§ Исходный отрывок
-*-*-

Уже в силу этого вопрос об аннулировании венского протокола не мог быть практически решен новым правительством. Более того, судя по кратким записям правительственных заседаний в первые дни после переворота, такой вопрос даже не поднимался. А тема членства Югославии в Тройственном пакте ставилась на упомянутых заседаниях совершенно противоположным образом: в то время как одни министры, в том числе и новый министр иностранных дел М. Нинчич, считали, что с целью смягчения реакции "оси", прежде всего Берлина, на произошедший переворот необходимо заявить о продолжении внешней политики прежнего
стр. 44
правительства, включая сохранение в силе протокола о присоединении к пакту, другие министры считали, что этого делать не следует. Ввиду непреодолимой разницы во мнениях было решено отказаться от первоначально намечавшегося обнародования общей политической декларации правительства и ограничиться лишь заявлением премьер-министра [4. S. 485 - 488]. Однако и сам Симович испытывал серьезные колебания по поводу того, какую позицию следует занять по вопросу о пакте. Судя по имеющимся данным, генерал, разговаривая вечером 27 марта с германским посланником, предпочел избегать прямого высказывания на сей счет, но, подобно Нинчичу, беседовавшему с тем же посланником несколькими часами раньше, стремился сделать акцент на том, что переворот обусловлен прежде всего внутриюгославскими причинами [3. S. 511 - 512]. Однако вскоре Симович и, видимо, ряд других членов правительства, первоначально настроенных против присоединения Югославии к Тройственному пакту, склонились к необходимости того, чтобы официально признать присоединение как совершившийся факт. И 30 марта Нинчич сообщил германскому и итальянскому посланникам, что "югославское правительство остается верным принципу уважения международных договоров, к которым относится и договор с протоколом, подписанным 25 марта в Вене" [17. Dok. 382. S. 731; 28. S. 464].
Правда, данный шаг, о котором Белград проинформировал все свои дипломатические представительства за границей, был предпринят как тактический. Его главная цель, как объясняли 30 марта Симович и Нинчич британскому посланнику, состояла в том, чтобы, по возможности, избежать нацистской агрессии или, по крайней мере, максимально оттянуть ее для получения большего времени на подготовку Югославии к войне. А кроме того он был призван ублаготворить ХСС, руководство которой было категорически против аннулирования венского протокола, считая, что это несомненно спровоцирует нападение Германии [17. Dok. 382. S. 731; Dok. 383. S. 733]. Но тем самым Симович и возглавляемое им правительство, в сущности, стали руководствоваться тактикой, которая была аналогична той, к какой прибегли только что отстраненные от власти путчистами Павел и правительство Цветковича - Мачека.

-*-*-

(Записи пространственной разметки)

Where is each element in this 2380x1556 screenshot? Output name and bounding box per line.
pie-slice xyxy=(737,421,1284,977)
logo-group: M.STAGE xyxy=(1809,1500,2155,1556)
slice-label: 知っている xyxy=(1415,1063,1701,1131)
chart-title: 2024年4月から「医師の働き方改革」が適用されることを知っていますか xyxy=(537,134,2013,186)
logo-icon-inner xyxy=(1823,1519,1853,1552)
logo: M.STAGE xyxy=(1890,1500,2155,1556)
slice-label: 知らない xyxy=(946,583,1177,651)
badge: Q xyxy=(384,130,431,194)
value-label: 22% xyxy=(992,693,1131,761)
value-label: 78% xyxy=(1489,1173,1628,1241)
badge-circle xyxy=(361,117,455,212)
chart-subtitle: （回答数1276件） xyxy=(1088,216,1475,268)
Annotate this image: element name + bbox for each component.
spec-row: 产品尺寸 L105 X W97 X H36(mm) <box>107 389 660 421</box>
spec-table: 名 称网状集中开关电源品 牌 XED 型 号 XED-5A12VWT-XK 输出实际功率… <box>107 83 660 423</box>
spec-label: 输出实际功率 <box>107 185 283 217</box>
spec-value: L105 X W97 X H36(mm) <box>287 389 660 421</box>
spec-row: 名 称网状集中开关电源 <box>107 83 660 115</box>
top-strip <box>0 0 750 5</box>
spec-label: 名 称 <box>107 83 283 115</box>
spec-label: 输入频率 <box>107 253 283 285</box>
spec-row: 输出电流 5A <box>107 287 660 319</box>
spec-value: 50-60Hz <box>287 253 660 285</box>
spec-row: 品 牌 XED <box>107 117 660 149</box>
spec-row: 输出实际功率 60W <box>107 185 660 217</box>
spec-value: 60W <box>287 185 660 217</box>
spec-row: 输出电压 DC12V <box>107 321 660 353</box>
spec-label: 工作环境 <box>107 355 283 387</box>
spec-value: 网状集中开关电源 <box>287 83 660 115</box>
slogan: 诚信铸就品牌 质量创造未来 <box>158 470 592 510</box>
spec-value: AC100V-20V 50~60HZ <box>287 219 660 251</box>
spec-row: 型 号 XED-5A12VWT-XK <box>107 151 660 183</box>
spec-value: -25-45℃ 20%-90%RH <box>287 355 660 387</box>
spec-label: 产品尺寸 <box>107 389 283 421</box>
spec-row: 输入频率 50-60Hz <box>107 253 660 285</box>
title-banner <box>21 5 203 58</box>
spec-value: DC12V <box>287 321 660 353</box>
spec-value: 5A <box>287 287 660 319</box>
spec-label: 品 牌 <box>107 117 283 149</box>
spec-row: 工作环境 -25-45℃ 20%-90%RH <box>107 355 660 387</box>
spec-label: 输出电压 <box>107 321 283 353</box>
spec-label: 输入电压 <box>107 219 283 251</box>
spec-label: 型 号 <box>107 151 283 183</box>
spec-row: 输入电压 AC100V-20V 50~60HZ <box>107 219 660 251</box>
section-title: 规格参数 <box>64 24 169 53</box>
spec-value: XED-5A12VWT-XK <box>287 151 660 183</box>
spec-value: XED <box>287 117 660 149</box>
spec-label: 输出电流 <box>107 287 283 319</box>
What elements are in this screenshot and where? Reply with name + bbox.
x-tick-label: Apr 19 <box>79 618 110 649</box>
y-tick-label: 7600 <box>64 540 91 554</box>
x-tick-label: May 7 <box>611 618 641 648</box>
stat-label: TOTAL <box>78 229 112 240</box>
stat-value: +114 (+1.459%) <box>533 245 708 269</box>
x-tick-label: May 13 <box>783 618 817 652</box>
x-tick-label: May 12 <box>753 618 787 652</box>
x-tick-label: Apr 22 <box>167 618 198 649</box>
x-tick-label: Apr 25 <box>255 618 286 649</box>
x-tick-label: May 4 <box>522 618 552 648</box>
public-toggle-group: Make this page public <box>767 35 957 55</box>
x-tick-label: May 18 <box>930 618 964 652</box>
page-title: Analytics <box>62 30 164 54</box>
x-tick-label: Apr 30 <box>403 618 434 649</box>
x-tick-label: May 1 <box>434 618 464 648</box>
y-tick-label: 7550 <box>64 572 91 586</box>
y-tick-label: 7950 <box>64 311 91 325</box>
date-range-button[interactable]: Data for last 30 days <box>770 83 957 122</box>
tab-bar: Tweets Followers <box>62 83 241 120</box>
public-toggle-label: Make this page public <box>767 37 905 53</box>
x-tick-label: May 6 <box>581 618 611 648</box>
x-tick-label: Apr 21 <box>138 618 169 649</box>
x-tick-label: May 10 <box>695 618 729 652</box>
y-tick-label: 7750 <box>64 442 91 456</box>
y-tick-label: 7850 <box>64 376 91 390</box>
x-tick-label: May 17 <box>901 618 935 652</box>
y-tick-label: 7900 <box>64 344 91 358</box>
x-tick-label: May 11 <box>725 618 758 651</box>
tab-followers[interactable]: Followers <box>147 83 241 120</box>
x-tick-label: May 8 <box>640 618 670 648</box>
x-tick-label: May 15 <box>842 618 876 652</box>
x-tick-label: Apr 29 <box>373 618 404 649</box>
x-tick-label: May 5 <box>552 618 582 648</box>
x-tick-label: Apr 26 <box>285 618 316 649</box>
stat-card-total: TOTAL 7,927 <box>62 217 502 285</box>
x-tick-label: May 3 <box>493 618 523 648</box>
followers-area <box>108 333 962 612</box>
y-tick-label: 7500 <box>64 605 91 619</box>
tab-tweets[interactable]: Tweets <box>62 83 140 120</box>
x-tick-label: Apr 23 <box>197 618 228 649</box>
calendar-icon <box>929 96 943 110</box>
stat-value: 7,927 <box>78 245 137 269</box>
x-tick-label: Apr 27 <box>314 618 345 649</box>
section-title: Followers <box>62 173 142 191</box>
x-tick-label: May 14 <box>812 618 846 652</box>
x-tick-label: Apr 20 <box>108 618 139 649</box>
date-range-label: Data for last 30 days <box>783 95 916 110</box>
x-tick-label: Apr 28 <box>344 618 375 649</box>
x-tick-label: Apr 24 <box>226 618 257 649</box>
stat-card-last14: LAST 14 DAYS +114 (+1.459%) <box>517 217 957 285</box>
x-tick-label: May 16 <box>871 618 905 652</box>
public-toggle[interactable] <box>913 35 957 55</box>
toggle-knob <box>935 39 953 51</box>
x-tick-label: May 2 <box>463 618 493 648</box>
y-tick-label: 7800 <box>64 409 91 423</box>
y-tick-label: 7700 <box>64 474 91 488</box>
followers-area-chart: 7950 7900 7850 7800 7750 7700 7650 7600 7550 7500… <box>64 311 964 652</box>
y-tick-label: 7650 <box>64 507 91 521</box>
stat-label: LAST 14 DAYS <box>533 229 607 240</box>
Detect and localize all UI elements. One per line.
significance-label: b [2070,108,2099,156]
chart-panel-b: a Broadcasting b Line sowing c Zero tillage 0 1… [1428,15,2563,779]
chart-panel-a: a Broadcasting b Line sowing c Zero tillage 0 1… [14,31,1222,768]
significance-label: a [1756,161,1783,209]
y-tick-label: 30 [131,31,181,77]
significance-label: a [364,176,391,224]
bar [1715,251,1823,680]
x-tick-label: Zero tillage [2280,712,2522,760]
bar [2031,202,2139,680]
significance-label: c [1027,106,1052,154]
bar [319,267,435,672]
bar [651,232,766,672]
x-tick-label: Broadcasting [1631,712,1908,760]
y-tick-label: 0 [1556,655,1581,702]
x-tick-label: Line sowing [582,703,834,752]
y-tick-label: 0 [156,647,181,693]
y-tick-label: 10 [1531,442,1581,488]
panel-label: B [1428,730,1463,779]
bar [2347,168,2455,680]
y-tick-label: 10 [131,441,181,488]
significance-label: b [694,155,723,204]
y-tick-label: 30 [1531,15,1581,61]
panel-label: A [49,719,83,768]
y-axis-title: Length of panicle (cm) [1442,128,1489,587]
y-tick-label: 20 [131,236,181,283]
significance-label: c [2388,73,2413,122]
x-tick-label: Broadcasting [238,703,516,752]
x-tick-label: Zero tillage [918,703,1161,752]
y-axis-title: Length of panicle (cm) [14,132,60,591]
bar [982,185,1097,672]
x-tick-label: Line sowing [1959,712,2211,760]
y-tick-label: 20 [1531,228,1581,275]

-*-*-

§ Письменное задание 1
Перепишите отрывок о перевороте в Югославии, начиная с "Правда, данный шаг, о" и до "Цветковича - Мачека.", заменив "Симович и Нинчич" на "премьер-министр и министр иностранных дел".
§ Письменное задание 2
Как руководство ХСС, согласно отрывку о перевороте в Югославии, относилось к аннулированию венского протокола и почему?

§ Правильный результат 1
Правда, данный шаг, о котором Белград проинформировал все свои дипломатические представительства за границей, был предпринят как тактический. Его главная цель, как объясняли 30 марта премьер-министр и министр иностранных дел британскому посланнику, состояла в том, чтобы, по возможности, избежать нацистской агрессии или, по крайней мере, максимально оттянуть ее для получения большего времени на подготовку Югославии к войне. А кроме того он был призван ублаготворить ХСС, руководство которой было категорически против аннулирования венского протокола, считая, что это несомненно спровоцирует нападение Германии [17. Dok. 382. S. 731; Dok. 383. S. 733]. Но тем самым Симович и возглавляемое им правительство, в сущности, стали руководствоваться тактикой, которая была аналогична той, к какой прибегли только что отстраненные от власти путчистами Павел и правительство Цветковича - Мачека.

§ Правильный результат 2
Руководство ХСС было категорически против аннулирования венского протокола, считая, что это несомненно спровоцирует нападение Германии.